# TASK TO COMPLETE
Give all the lines below again, exactly, with no pictures.

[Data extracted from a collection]
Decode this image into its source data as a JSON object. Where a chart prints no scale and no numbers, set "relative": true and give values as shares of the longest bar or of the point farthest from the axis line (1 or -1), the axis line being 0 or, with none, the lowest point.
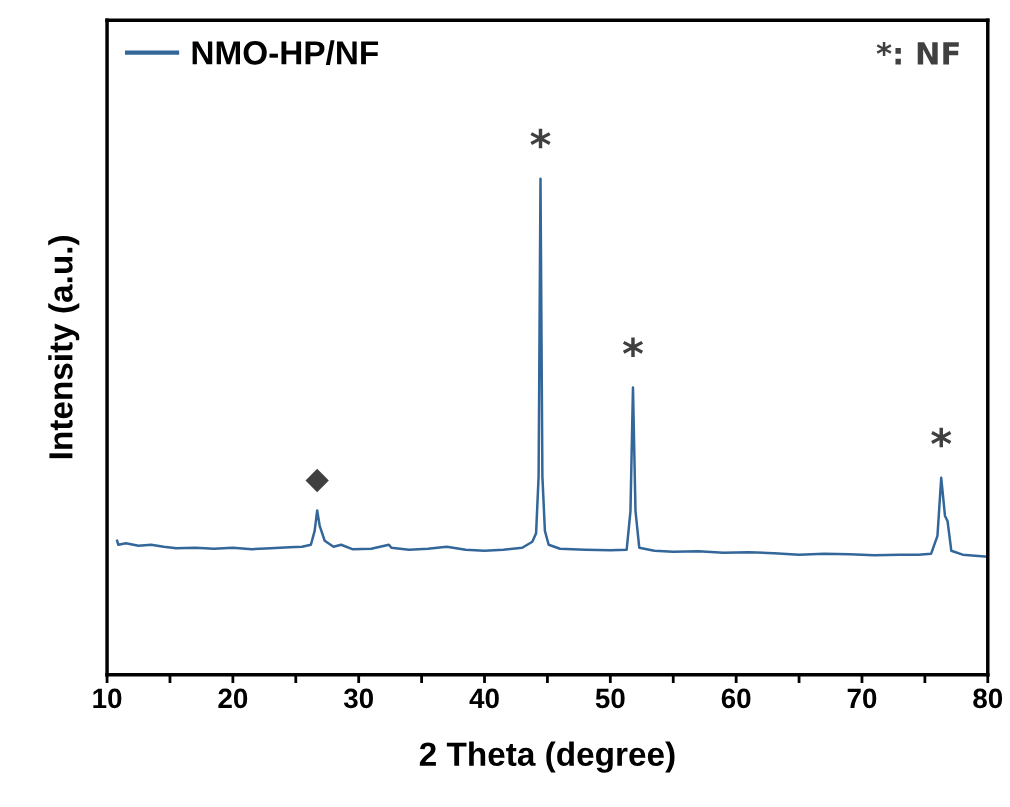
{
  "chart_data": {
    "type": "line",
    "relative": true,
    "xlabel": "2 Theta (degree)",
    "ylabel": "Intensity (a.u.)",
    "xlim": [
      10,
      80
    ],
    "xticks": [
      10,
      {
        "value": 15,
        "label": null
      },
      20,
      {
        "value": 25,
        "label": null
      },
      30,
      {
        "value": 35,
        "label": null
      },
      40,
      {
        "value": 45,
        "label": null
      },
      50,
      {
        "value": 55,
        "label": null
      },
      60,
      {
        "value": 65,
        "label": null
      },
      70,
      {
        "value": 75,
        "label": null
      },
      80
    ],
    "tick_labels": "x",
    "legend": "top left",
    "grid": false,
    "series": [
      {
        "name": "NMO-HP/NF",
        "color": "#336699",
        "x": [
          10.8,
          10.9,
          11.5,
          12.5,
          13.5,
          14.5,
          15.5,
          17,
          18.5,
          20,
          21.5,
          23,
          24.5,
          25.5,
          26.2,
          26.5,
          26.7,
          26.9,
          27.3,
          28,
          28.6,
          29.5,
          31,
          32.4,
          32.6,
          34,
          35.5,
          37,
          38.5,
          40,
          41.5,
          43,
          43.8,
          44.1,
          44.3,
          44.45,
          44.6,
          44.8,
          45.1,
          46,
          48,
          50,
          51.3,
          51.6,
          51.8,
          52.0,
          52.3,
          53.5,
          55,
          57,
          59,
          61,
          63,
          65,
          67,
          69,
          71,
          73,
          74.5,
          75.5,
          76.0,
          76.3,
          76.6,
          76.8,
          77.1,
          78,
          79,
          80
        ],
        "values": [
          0.27,
          0.262,
          0.265,
          0.26,
          0.262,
          0.258,
          0.255,
          0.256,
          0.254,
          0.256,
          0.253,
          0.255,
          0.257,
          0.258,
          0.262,
          0.29,
          0.331,
          0.3,
          0.27,
          0.258,
          0.262,
          0.253,
          0.254,
          0.262,
          0.256,
          0.252,
          0.254,
          0.258,
          0.252,
          0.25,
          0.252,
          0.256,
          0.268,
          0.285,
          0.4,
          1.0,
          0.4,
          0.29,
          0.262,
          0.254,
          0.252,
          0.251,
          0.252,
          0.33,
          0.579,
          0.33,
          0.256,
          0.25,
          0.248,
          0.249,
          0.246,
          0.247,
          0.245,
          0.242,
          0.244,
          0.243,
          0.241,
          0.242,
          0.242,
          0.244,
          0.28,
          0.397,
          0.32,
          0.31,
          0.25,
          0.242,
          0.24,
          0.238
        ]
      }
    ],
    "annotations": [
      {
        "text": "◆",
        "x": 26.7,
        "y": 0.331
      },
      {
        "text": "*",
        "x": 44.45,
        "y": 1.0
      },
      {
        "text": "*",
        "x": 51.8,
        "y": 0.579
      },
      {
        "text": "*",
        "x": 76.3,
        "y": 0.397
      },
      "*: NF"
    ]
  }
}
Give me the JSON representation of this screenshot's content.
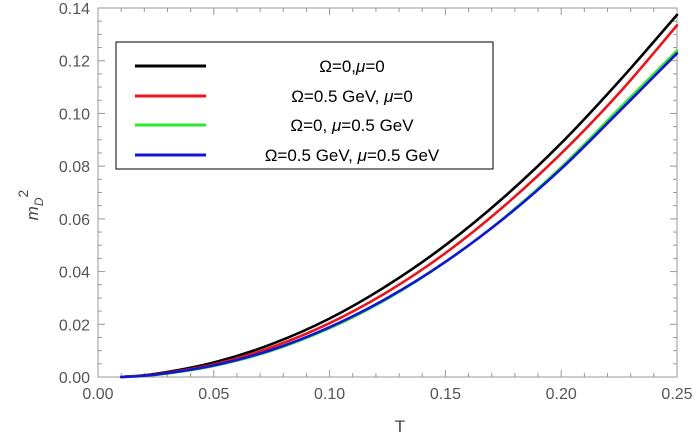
{
  "chart_data": {
    "type": "line",
    "xlabel": "T",
    "ylabel": "m_D^2",
    "ylabel_main": "m",
    "ylabel_sub": "D",
    "ylabel_sup": "2",
    "xlim": [
      0.0,
      0.25
    ],
    "ylim": [
      0.0,
      0.14
    ],
    "x_ticks": [
      "0.00",
      "0.05",
      "0.10",
      "0.15",
      "0.20",
      "0.25"
    ],
    "y_ticks": [
      "0.00",
      "0.02",
      "0.04",
      "0.06",
      "0.08",
      "0.10",
      "0.12",
      "0.14"
    ],
    "grid": false,
    "legend_position": "top-left",
    "x": [
      0.01,
      0.025,
      0.05,
      0.075,
      0.1,
      0.125,
      0.15,
      0.175,
      0.2,
      0.225,
      0.25
    ],
    "series": [
      {
        "name": "Ω=0,μ=0",
        "legend_parts": [
          [
            "Ω=0,",
            false
          ],
          [
            "μ",
            true
          ],
          [
            "=0",
            false
          ]
        ],
        "color": "#000000",
        "values": [
          0.0,
          0.0012,
          0.0055,
          0.0125,
          0.0222,
          0.0348,
          0.05,
          0.068,
          0.0887,
          0.1122,
          0.1374
        ]
      },
      {
        "name": "Ω=0.5 GeV, μ=0",
        "legend_parts": [
          [
            "Ω=0.5 GeV, ",
            false
          ],
          [
            "μ",
            true
          ],
          [
            "=0",
            false
          ]
        ],
        "color": "#e8151b",
        "values": [
          0.0,
          0.001,
          0.0048,
          0.0113,
          0.0204,
          0.0323,
          0.047,
          0.0646,
          0.0848,
          0.1077,
          0.1334
        ]
      },
      {
        "name": "Ω=0, μ=0.5 GeV",
        "legend_parts": [
          [
            "Ω=0, ",
            false
          ],
          [
            "μ",
            true
          ],
          [
            "=0.5 GeV",
            false
          ]
        ],
        "color": "#2ee82e",
        "values": [
          0.0,
          0.0008,
          0.0042,
          0.01,
          0.0185,
          0.0297,
          0.0436,
          0.0602,
          0.0796,
          0.1018,
          0.1238
        ]
      },
      {
        "name": "Ω=0.5 GeV, μ=0.5 GeV",
        "legend_parts": [
          [
            "Ω=0.5 GeV, ",
            false
          ],
          [
            "μ",
            true
          ],
          [
            "=0.5 GeV",
            false
          ]
        ],
        "color": "#1414d6",
        "values": [
          0.0,
          0.0009,
          0.0044,
          0.0103,
          0.0189,
          0.03,
          0.0437,
          0.06,
          0.079,
          0.1007,
          0.1228
        ]
      }
    ]
  }
}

# CORRECT RESULT
Decode this image into its source data as a JSON object. Where a chart prints no scale and no numbers, set "relative": true and give values as shares of the longest bar or of the point farthest from the axis line (1 or -1), the axis line being 0 or, with none, the lowest point.
{
  "chart_data": {
    "type": "line",
    "relative": true,
    "xlabel": "2 Theta (degree)",
    "ylabel": "Intensity (a.u.)",
    "xlim": [
      10,
      80
    ],
    "xticks": [
      10,
      {
        "value": 15,
        "label": null
      },
      20,
      {
        "value": 25,
        "label": null
      },
      30,
      {
        "value": 35,
        "label": null
      },
      40,
      {
        "value": 45,
        "label": null
      },
      50,
      {
        "value": 55,
        "label": null
      },
      60,
      {
        "value": 65,
        "label": null
      },
      70,
      {
        "value": 75,
        "label": null
      },
      80
    ],
    "tick_labels": "x",
    "legend": "top left",
    "grid": false,
    "series": [
      {
        "name": "NMO-HP/NF",
        "color": "#336699",
        "x": [
          10.8,
          10.9,
          11.5,
          12.5,
          13.5,
          14.5,
          15.5,
          17,
          18.5,
          20,
          21.5,
          23,
          24.5,
          25.5,
          26.2,
          26.5,
          26.7,
          26.9,
          27.3,
          28,
          28.6,
          29.5,
          31,
          32.4,
          32.6,
          34,
          35.5,
          37,
          38.5,
          40,
          41.5,
          43,
          43.8,
          44.1,
          44.3,
          44.45,
          44.6,
          44.8,
          45.1,
          46,
          48,
          50,
          51.3,
          51.6,
          51.8,
          52.0,
          52.3,
          53.5,
          55,
          57,
          59,
          61,
          63,
          65,
          67,
          69,
          71,
          73,
          74.5,
          75.5,
          76.0,
          76.3,
          76.6,
          76.8,
          77.1,
          78,
          79,
          80
        ],
        "values": [
          0.27,
          0.262,
          0.265,
          0.26,
          0.262,
          0.258,
          0.255,
          0.256,
          0.254,
          0.256,
          0.253,
          0.255,
          0.257,
          0.258,
          0.262,
          0.29,
          0.331,
          0.3,
          0.27,
          0.258,
          0.262,
          0.253,
          0.254,
          0.262,
          0.256,
          0.252,
          0.254,
          0.258,
          0.252,
          0.25,
          0.252,
          0.256,
          0.268,
          0.285,
          0.4,
          1.0,
          0.4,
          0.29,
          0.262,
          0.254,
          0.252,
          0.251,
          0.252,
          0.33,
          0.579,
          0.33,
          0.256,
          0.25,
          0.248,
          0.249,
          0.246,
          0.247,
          0.245,
          0.242,
          0.244,
          0.243,
          0.241,
          0.242,
          0.242,
          0.244,
          0.28,
          0.397,
          0.32,
          0.31,
          0.25,
          0.242,
          0.24,
          0.238
        ]
      }
    ],
    "annotations": [
      {
        "text": "◆",
        "x": 26.7,
        "y": 0.331
      },
      {
        "text": "*",
        "x": 44.45,
        "y": 1.0
      },
      {
        "text": "*",
        "x": 51.8,
        "y": 0.579
      },
      {
        "text": "*",
        "x": 76.3,
        "y": 0.397
      },
      "*: NF"
    ]
  }
}
Give me the JSON representation of this screenshot's content.
{
  "chart_data": {
    "type": "line",
    "xlabel": "T",
    "ylabel": "m_D^2",
    "ylabel_main": "m",
    "ylabel_sub": "D",
    "ylabel_sup": "2",
    "xlim": [
      0.0,
      0.25
    ],
    "ylim": [
      0.0,
      0.14
    ],
    "x_ticks": [
      "0.00",
      "0.05",
      "0.10",
      "0.15",
      "0.20",
      "0.25"
    ],
    "y_ticks": [
      "0.00",
      "0.02",
      "0.04",
      "0.06",
      "0.08",
      "0.10",
      "0.12",
      "0.14"
    ],
    "grid": false,
    "legend_position": "top-left",
    "x": [
      0.01,
      0.025,
      0.05,
      0.075,
      0.1,
      0.125,
      0.15,
      0.175,
      0.2,
      0.225,
      0.25
    ],
    "series": [
      {
        "name": "Ω=0,μ=0",
        "legend_parts": [
          [
            "Ω=0,",
            false
          ],
          [
            "μ",
            true
          ],
          [
            "=0",
            false
          ]
        ],
        "color": "#000000",
        "values": [
          0.0,
          0.0012,
          0.0055,
          0.0125,
          0.0222,
          0.0348,
          0.05,
          0.068,
          0.0887,
          0.1122,
          0.1374
        ]
      },
      {
        "name": "Ω=0.5 GeV, μ=0",
        "legend_parts": [
          [
            "Ω=0.5 GeV, ",
            false
          ],
          [
            "μ",
            true
          ],
          [
            "=0",
            false
          ]
        ],
        "color": "#e8151b",
        "values": [
          0.0,
          0.001,
          0.0048,
          0.0113,
          0.0204,
          0.0323,
          0.047,
          0.0646,
          0.0848,
          0.1077,
          0.1334
        ]
      },
      {
        "name": "Ω=0, μ=0.5 GeV",
        "legend_parts": [
          [
            "Ω=0, ",
            false
          ],
          [
            "μ",
            true
          ],
          [
            "=0.5 GeV",
            false
          ]
        ],
        "color": "#2ee82e",
        "values": [
          0.0,
          0.0008,
          0.0042,
          0.01,
          0.0185,
          0.0297,
          0.0436,
          0.0602,
          0.0796,
          0.1018,
          0.1238
        ]
      },
      {
        "name": "Ω=0.5 GeV, μ=0.5 GeV",
        "legend_parts": [
          [
            "Ω=0.5 GeV, ",
            false
          ],
          [
            "μ",
            true
          ],
          [
            "=0.5 GeV",
            false
          ]
        ],
        "color": "#1414d6",
        "values": [
          0.0,
          0.0009,
          0.0044,
          0.0103,
          0.0189,
          0.03,
          0.0437,
          0.06,
          0.079,
          0.1007,
          0.1228
        ]
      }
    ]
  }
}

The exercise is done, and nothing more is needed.